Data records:

◆ ◆ ◆ ◆ ◆

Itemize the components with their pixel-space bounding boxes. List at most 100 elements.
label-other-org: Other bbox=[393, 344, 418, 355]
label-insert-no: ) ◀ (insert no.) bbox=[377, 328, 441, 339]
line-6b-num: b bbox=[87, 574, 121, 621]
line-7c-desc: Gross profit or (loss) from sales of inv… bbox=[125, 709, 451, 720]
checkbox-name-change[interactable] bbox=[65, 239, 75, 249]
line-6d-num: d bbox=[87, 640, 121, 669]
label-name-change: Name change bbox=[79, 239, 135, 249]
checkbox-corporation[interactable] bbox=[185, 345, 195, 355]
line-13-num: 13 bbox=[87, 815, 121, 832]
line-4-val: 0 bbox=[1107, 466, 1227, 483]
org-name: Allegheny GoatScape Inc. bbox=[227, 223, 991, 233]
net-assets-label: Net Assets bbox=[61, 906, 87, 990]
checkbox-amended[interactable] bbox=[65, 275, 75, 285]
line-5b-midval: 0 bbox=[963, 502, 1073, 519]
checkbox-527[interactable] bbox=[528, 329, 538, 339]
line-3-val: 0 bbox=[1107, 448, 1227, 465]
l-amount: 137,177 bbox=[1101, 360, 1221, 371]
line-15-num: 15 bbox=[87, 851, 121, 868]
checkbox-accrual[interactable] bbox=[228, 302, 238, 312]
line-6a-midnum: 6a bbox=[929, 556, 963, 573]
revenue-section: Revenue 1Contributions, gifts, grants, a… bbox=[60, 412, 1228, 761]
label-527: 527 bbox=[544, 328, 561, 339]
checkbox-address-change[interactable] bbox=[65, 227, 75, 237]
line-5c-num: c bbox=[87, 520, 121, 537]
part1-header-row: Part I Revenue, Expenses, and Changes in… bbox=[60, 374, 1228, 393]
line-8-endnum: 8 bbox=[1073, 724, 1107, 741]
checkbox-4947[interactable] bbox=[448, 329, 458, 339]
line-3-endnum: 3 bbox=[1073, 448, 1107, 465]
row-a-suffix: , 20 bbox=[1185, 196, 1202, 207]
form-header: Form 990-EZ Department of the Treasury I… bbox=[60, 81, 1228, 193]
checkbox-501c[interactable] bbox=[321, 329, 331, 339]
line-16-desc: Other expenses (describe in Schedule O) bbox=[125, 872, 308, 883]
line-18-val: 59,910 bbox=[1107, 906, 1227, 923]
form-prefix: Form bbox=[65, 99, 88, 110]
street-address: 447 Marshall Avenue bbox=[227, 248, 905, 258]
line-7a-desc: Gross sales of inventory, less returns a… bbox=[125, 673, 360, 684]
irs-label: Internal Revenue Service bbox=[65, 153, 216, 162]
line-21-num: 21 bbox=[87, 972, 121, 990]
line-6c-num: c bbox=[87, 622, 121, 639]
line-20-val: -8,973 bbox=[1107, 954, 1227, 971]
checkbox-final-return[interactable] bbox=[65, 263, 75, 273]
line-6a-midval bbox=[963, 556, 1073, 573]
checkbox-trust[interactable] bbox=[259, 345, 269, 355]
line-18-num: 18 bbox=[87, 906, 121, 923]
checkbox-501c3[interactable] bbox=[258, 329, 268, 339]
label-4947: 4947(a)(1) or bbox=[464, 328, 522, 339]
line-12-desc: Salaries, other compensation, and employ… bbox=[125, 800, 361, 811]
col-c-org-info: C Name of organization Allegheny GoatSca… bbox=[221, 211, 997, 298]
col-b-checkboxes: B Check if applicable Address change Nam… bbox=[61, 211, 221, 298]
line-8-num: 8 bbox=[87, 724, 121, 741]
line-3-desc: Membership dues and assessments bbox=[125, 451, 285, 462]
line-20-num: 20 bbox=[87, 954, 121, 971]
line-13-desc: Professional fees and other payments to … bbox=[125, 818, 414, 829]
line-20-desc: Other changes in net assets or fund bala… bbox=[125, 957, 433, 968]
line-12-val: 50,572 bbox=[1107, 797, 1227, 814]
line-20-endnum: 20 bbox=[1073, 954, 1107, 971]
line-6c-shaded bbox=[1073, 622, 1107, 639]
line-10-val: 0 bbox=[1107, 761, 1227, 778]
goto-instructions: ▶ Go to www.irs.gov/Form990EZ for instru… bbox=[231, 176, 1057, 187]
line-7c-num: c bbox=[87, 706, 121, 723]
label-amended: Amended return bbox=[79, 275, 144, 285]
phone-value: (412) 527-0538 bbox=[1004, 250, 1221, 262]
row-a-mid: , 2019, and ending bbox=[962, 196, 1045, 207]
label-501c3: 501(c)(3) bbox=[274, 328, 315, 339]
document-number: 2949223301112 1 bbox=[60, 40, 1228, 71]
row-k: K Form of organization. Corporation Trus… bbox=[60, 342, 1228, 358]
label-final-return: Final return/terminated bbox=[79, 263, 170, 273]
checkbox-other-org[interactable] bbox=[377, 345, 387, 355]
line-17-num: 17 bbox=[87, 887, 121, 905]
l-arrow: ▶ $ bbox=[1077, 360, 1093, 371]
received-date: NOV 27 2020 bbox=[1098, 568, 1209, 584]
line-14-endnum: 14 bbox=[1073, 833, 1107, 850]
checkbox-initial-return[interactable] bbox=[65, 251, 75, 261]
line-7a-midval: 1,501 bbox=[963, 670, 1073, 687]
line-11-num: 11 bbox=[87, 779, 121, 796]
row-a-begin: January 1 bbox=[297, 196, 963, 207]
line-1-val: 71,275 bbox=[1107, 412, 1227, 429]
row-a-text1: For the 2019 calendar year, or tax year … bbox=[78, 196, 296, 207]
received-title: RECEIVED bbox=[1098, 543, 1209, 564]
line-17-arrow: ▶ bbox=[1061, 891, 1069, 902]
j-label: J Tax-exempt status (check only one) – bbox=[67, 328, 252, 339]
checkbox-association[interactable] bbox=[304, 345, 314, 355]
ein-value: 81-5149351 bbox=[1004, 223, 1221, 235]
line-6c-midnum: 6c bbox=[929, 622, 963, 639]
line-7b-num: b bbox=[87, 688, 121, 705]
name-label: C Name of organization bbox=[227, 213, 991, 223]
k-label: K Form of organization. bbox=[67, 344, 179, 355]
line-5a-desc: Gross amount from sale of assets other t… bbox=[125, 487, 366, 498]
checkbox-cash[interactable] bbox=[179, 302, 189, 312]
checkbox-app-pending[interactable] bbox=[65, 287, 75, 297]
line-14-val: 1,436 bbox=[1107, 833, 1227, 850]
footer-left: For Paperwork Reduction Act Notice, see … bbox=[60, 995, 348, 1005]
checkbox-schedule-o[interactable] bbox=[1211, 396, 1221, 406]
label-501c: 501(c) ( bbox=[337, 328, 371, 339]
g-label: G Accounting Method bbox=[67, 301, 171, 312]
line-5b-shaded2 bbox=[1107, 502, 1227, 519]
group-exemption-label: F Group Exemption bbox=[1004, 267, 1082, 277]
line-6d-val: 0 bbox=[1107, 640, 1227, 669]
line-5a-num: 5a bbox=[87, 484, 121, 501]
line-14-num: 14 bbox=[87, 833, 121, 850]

◆ ◆ ◆ ◆ ◆

_SHORT PROBLEM_
Return every line of the records above verbatim, without changing anything.

_SOLUTION FOR THIS PROBLEM_
Itemize the components with their pixel-space bounding boxes. List at most 100 elements.
label-other-org: Other bbox=[393, 344, 418, 355]
label-insert-no: ) ◀ (insert no.) bbox=[377, 328, 441, 339]
line-6b-num: b bbox=[87, 574, 121, 621]
line-7c-desc: Gross profit or (loss) from sales of inv… bbox=[125, 709, 451, 720]
checkbox-name-change[interactable] bbox=[65, 239, 75, 249]
line-6d-num: d bbox=[87, 640, 121, 669]
label-name-change: Name change bbox=[79, 239, 135, 249]
checkbox-corporation[interactable] bbox=[185, 345, 195, 355]
line-13-num: 13 bbox=[87, 815, 121, 832]
line-4-val: 0 bbox=[1107, 466, 1227, 483]
org-name: Allegheny GoatScape Inc. bbox=[227, 223, 991, 233]
net-assets-label: Net Assets bbox=[61, 906, 87, 990]
checkbox-amended[interactable] bbox=[65, 275, 75, 285]
line-5b-midval: 0 bbox=[963, 502, 1073, 519]
checkbox-527[interactable] bbox=[528, 329, 538, 339]
line-3-val: 0 bbox=[1107, 448, 1227, 465]
l-amount: 137,177 bbox=[1101, 360, 1221, 371]
line-15-num: 15 bbox=[87, 851, 121, 868]
checkbox-accrual[interactable] bbox=[228, 302, 238, 312]
line-6a-midnum: 6a bbox=[929, 556, 963, 573]
revenue-section: Revenue 1Contributions, gifts, grants, a… bbox=[60, 412, 1228, 761]
label-527: 527 bbox=[544, 328, 561, 339]
checkbox-address-change[interactable] bbox=[65, 227, 75, 237]
line-5c-num: c bbox=[87, 520, 121, 537]
part1-header-row: Part I Revenue, Expenses, and Changes in… bbox=[60, 374, 1228, 393]
line-8-endnum: 8 bbox=[1073, 724, 1107, 741]
checkbox-4947[interactable] bbox=[448, 329, 458, 339]
line-3-endnum: 3 bbox=[1073, 448, 1107, 465]
row-a-suffix: , 20 bbox=[1185, 196, 1202, 207]
form-header: Form 990-EZ Department of the Treasury I… bbox=[60, 81, 1228, 193]
checkbox-501c[interactable] bbox=[321, 329, 331, 339]
line-16-desc: Other expenses (describe in Schedule O) bbox=[125, 872, 308, 883]
line-18-val: 59,910 bbox=[1107, 906, 1227, 923]
form-prefix: Form bbox=[65, 99, 88, 110]
street-address: 447 Marshall Avenue bbox=[227, 248, 905, 258]
line-7a-desc: Gross sales of inventory, less returns a… bbox=[125, 673, 360, 684]
irs-label: Internal Revenue Service bbox=[65, 153, 216, 162]
line-21-num: 21 bbox=[87, 972, 121, 990]
line-6c-num: c bbox=[87, 622, 121, 639]
line-20-val: -8,973 bbox=[1107, 954, 1227, 971]
checkbox-final-return[interactable] bbox=[65, 263, 75, 273]
line-6a-midval bbox=[963, 556, 1073, 573]
checkbox-trust[interactable] bbox=[259, 345, 269, 355]
line-18-num: 18 bbox=[87, 906, 121, 923]
checkbox-501c3[interactable] bbox=[258, 329, 268, 339]
label-4947: 4947(a)(1) or bbox=[464, 328, 522, 339]
line-12-desc: Salaries, other compensation, and employ… bbox=[125, 800, 361, 811]
col-c-org-info: C Name of organization Allegheny GoatSca… bbox=[221, 211, 997, 298]
col-b-checkboxes: B Check if applicable Address change Nam… bbox=[61, 211, 221, 298]
line-8-num: 8 bbox=[87, 724, 121, 741]
line-3-desc: Membership dues and assessments bbox=[125, 451, 285, 462]
line-20-num: 20 bbox=[87, 954, 121, 971]
line-13-desc: Professional fees and other payments to … bbox=[125, 818, 414, 829]
line-20-desc: Other changes in net assets or fund bala… bbox=[125, 957, 433, 968]
line-12-val: 50,572 bbox=[1107, 797, 1227, 814]
line-20-endnum: 20 bbox=[1073, 954, 1107, 971]
line-6c-shaded bbox=[1073, 622, 1107, 639]
line-10-val: 0 bbox=[1107, 761, 1227, 778]
goto-instructions: ▶ Go to www.irs.gov/Form990EZ for instru… bbox=[231, 176, 1057, 187]
line-7c-num: c bbox=[87, 706, 121, 723]
label-amended: Amended return bbox=[79, 275, 144, 285]
phone-value: (412) 527-0538 bbox=[1004, 250, 1221, 262]
row-a-mid: , 2019, and ending bbox=[962, 196, 1045, 207]
label-501c3: 501(c)(3) bbox=[274, 328, 315, 339]
document-number: 2949223301112 1 bbox=[60, 40, 1228, 71]
row-k: K Form of organization. Corporation Trus… bbox=[60, 342, 1228, 358]
label-final-return: Final return/terminated bbox=[79, 263, 170, 273]
checkbox-other-org[interactable] bbox=[377, 345, 387, 355]
line-17-num: 17 bbox=[87, 887, 121, 905]
l-arrow: ▶ $ bbox=[1077, 360, 1093, 371]
received-date: NOV 27 2020 bbox=[1098, 568, 1209, 584]
line-14-endnum: 14 bbox=[1073, 833, 1107, 850]
checkbox-initial-return[interactable] bbox=[65, 251, 75, 261]
line-7a-midval: 1,501 bbox=[963, 670, 1073, 687]
line-11-num: 11 bbox=[87, 779, 121, 796]
row-a-begin: January 1 bbox=[297, 196, 963, 207]
line-1-val: 71,275 bbox=[1107, 412, 1227, 429]
row-a-text1: For the 2019 calendar year, or tax year … bbox=[78, 196, 296, 207]
received-title: RECEIVED bbox=[1098, 543, 1209, 564]
line-17-arrow: ▶ bbox=[1061, 891, 1069, 902]
j-label: J Tax-exempt status (check only one) – bbox=[67, 328, 252, 339]
checkbox-association[interactable] bbox=[304, 345, 314, 355]
ein-value: 81-5149351 bbox=[1004, 223, 1221, 235]
line-6c-midnum: 6c bbox=[929, 622, 963, 639]
line-7b-num: b bbox=[87, 688, 121, 705]
name-label: C Name of organization bbox=[227, 213, 991, 223]
k-label: K Form of organization. bbox=[67, 344, 179, 355]
line-5a-desc: Gross amount from sale of assets other t… bbox=[125, 487, 366, 498]
checkbox-cash[interactable] bbox=[179, 302, 189, 312]
checkbox-app-pending[interactable] bbox=[65, 287, 75, 297]
line-14-val: 1,436 bbox=[1107, 833, 1227, 850]
footer-left: For Paperwork Reduction Act Notice, see … bbox=[60, 995, 348, 1005]
checkbox-schedule-o[interactable] bbox=[1211, 396, 1221, 406]
label-501c: 501(c) ( bbox=[337, 328, 371, 339]
g-label: G Accounting Method bbox=[67, 301, 171, 312]
line-5b-shaded2 bbox=[1107, 502, 1227, 519]
group-exemption-label: F Group Exemption bbox=[1004, 267, 1082, 277]
line-6d-val: 0 bbox=[1107, 640, 1227, 669]
line-5a-num: 5a bbox=[87, 484, 121, 501]
line-14-num: 14 bbox=[87, 833, 121, 850]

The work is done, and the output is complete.